• DIRECTION
How many lines in the listing below include the word "tCNCs"? Answer with the number and nothing else.

____________________

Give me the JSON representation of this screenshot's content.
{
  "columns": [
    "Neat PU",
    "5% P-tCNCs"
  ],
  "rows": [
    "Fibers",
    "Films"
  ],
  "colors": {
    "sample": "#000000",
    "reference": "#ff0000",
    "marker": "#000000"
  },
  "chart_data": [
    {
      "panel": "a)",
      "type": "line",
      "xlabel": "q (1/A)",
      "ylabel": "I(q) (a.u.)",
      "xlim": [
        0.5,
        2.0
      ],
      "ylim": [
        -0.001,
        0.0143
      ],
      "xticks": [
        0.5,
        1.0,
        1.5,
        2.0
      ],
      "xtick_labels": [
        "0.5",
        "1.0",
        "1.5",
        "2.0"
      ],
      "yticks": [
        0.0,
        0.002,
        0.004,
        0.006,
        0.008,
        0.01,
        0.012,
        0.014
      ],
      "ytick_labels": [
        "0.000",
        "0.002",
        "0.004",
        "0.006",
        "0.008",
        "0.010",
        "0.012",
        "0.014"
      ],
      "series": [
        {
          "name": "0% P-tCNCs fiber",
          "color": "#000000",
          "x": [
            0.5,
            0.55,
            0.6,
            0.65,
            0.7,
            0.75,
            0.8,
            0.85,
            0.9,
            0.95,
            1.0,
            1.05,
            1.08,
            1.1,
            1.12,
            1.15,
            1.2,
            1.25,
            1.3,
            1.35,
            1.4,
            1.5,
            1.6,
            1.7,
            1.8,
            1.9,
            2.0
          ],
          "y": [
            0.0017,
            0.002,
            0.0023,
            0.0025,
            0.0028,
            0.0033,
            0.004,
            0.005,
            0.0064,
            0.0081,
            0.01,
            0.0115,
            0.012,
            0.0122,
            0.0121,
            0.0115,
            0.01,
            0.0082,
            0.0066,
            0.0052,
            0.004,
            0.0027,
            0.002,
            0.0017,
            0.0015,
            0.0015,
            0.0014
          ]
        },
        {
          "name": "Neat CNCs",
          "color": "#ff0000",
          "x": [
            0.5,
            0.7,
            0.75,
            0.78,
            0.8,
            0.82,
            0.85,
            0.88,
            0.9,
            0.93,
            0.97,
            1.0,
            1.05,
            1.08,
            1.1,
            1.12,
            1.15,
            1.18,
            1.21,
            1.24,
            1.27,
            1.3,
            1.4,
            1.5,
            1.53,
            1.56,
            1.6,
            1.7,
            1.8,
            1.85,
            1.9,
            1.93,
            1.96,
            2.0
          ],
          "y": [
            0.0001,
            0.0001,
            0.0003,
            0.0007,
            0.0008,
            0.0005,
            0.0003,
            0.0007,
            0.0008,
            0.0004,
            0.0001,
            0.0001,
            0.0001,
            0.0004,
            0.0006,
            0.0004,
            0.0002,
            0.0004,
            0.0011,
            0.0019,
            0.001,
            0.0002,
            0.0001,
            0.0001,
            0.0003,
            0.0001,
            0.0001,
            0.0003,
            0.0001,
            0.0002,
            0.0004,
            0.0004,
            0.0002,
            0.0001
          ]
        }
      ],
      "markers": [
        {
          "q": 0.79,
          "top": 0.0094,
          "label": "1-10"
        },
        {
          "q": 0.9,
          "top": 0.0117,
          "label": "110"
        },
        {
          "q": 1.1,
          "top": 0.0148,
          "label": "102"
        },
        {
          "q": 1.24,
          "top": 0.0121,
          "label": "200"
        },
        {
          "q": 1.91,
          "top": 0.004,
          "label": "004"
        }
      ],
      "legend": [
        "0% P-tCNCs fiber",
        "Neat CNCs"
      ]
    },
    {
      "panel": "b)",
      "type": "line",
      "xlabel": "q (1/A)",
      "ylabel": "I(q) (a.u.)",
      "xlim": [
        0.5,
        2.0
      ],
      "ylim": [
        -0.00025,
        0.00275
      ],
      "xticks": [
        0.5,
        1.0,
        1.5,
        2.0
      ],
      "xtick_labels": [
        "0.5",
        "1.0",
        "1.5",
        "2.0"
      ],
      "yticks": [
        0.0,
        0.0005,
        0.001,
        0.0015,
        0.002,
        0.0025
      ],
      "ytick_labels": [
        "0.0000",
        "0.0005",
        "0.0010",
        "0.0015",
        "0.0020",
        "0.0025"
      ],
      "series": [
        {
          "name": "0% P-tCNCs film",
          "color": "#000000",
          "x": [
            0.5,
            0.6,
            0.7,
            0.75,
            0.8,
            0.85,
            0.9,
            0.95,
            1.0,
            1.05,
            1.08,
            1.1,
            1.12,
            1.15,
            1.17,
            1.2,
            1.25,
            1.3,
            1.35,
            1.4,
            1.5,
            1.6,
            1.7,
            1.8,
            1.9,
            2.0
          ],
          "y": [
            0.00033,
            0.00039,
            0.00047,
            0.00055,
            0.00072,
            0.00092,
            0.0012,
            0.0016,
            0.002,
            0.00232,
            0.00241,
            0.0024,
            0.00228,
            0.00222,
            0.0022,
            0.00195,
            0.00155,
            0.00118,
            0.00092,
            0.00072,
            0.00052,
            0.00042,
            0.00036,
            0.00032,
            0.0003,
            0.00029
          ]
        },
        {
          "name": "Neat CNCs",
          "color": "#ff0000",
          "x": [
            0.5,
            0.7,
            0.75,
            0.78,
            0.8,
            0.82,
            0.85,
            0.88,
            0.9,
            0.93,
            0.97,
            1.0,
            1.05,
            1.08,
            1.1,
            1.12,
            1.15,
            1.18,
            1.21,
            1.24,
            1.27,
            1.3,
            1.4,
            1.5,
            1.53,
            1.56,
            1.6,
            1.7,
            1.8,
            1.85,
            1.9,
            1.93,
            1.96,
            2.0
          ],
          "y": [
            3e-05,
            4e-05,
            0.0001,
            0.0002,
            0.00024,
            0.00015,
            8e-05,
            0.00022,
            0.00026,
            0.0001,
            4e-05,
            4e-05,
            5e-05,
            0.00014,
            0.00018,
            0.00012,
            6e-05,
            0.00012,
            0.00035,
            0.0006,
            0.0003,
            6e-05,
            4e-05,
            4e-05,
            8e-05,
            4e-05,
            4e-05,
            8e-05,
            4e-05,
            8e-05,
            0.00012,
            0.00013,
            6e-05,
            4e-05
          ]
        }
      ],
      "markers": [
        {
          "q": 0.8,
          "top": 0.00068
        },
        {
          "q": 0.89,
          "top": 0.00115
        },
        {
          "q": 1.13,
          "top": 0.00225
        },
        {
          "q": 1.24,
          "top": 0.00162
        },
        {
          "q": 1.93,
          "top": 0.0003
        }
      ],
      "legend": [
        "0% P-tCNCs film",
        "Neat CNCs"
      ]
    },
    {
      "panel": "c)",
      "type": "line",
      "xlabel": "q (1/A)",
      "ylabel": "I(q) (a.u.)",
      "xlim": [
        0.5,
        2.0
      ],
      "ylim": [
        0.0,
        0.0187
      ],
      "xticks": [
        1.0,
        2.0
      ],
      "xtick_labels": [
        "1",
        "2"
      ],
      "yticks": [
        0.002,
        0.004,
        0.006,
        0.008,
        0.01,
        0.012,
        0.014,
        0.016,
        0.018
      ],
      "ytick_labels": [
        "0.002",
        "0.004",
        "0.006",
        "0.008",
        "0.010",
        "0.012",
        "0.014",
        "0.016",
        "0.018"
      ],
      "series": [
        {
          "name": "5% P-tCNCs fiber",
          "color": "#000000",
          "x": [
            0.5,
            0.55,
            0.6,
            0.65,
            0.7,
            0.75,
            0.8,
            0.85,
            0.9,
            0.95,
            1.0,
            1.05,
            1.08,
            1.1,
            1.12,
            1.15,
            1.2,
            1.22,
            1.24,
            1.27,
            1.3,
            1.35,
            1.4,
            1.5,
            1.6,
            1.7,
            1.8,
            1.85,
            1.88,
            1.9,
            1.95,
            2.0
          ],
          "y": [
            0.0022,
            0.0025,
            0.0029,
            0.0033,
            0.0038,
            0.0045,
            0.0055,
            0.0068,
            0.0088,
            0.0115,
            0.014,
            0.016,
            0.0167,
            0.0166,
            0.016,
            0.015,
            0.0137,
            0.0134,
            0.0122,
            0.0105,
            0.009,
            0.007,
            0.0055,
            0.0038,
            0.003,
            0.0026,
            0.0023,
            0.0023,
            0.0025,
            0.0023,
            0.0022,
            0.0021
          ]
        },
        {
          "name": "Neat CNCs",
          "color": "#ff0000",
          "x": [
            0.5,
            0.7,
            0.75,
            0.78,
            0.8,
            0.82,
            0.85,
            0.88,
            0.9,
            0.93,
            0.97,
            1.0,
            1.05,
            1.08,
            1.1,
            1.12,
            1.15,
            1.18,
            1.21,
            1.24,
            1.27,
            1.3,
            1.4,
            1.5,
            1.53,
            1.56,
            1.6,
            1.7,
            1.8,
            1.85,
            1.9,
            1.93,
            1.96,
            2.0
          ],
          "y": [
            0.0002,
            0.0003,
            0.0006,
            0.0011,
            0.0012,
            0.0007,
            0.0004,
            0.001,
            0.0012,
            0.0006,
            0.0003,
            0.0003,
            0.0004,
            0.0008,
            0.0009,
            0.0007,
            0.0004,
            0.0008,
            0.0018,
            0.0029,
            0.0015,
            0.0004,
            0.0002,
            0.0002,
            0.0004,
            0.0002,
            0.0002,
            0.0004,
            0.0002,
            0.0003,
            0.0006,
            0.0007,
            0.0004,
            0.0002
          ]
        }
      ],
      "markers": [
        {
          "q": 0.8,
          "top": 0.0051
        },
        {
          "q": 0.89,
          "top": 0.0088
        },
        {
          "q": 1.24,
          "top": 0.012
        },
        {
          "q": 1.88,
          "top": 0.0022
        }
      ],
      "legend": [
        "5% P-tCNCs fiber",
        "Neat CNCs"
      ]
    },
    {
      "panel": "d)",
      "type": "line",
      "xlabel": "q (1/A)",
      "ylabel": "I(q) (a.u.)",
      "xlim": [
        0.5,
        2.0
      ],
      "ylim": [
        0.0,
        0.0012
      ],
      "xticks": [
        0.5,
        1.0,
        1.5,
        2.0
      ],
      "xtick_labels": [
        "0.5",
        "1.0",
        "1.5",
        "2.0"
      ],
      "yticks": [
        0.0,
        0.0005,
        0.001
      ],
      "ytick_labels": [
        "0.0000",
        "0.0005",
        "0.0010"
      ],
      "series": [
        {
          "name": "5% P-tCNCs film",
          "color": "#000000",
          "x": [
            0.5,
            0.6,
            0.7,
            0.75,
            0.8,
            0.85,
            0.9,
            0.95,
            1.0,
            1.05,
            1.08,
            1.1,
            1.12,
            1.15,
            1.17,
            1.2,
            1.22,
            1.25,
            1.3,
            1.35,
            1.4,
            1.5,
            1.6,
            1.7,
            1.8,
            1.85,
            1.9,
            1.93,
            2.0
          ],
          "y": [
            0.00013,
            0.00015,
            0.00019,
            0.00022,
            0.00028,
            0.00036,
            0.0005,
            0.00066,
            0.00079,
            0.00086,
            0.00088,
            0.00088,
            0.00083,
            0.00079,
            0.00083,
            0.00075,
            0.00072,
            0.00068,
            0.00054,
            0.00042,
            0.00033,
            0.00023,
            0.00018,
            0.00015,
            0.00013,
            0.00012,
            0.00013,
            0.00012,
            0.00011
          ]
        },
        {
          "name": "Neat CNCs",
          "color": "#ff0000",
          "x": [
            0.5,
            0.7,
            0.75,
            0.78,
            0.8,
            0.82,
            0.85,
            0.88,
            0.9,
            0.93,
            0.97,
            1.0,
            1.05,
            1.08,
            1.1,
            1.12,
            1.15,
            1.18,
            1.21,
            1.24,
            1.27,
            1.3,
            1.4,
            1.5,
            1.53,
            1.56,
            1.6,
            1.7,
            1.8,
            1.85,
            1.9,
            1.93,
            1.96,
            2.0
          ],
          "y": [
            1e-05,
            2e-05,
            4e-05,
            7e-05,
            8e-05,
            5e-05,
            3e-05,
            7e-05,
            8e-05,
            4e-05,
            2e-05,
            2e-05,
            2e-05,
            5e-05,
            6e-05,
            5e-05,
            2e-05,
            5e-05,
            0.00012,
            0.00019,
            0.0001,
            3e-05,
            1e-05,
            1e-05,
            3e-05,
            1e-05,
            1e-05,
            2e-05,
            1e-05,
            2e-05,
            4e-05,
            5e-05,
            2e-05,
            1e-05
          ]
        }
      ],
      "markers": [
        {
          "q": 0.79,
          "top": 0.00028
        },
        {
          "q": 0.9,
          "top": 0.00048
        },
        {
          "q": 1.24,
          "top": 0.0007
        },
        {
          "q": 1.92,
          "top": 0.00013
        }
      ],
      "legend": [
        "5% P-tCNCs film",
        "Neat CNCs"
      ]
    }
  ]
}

____________________

• FINISHED EXERCISE
9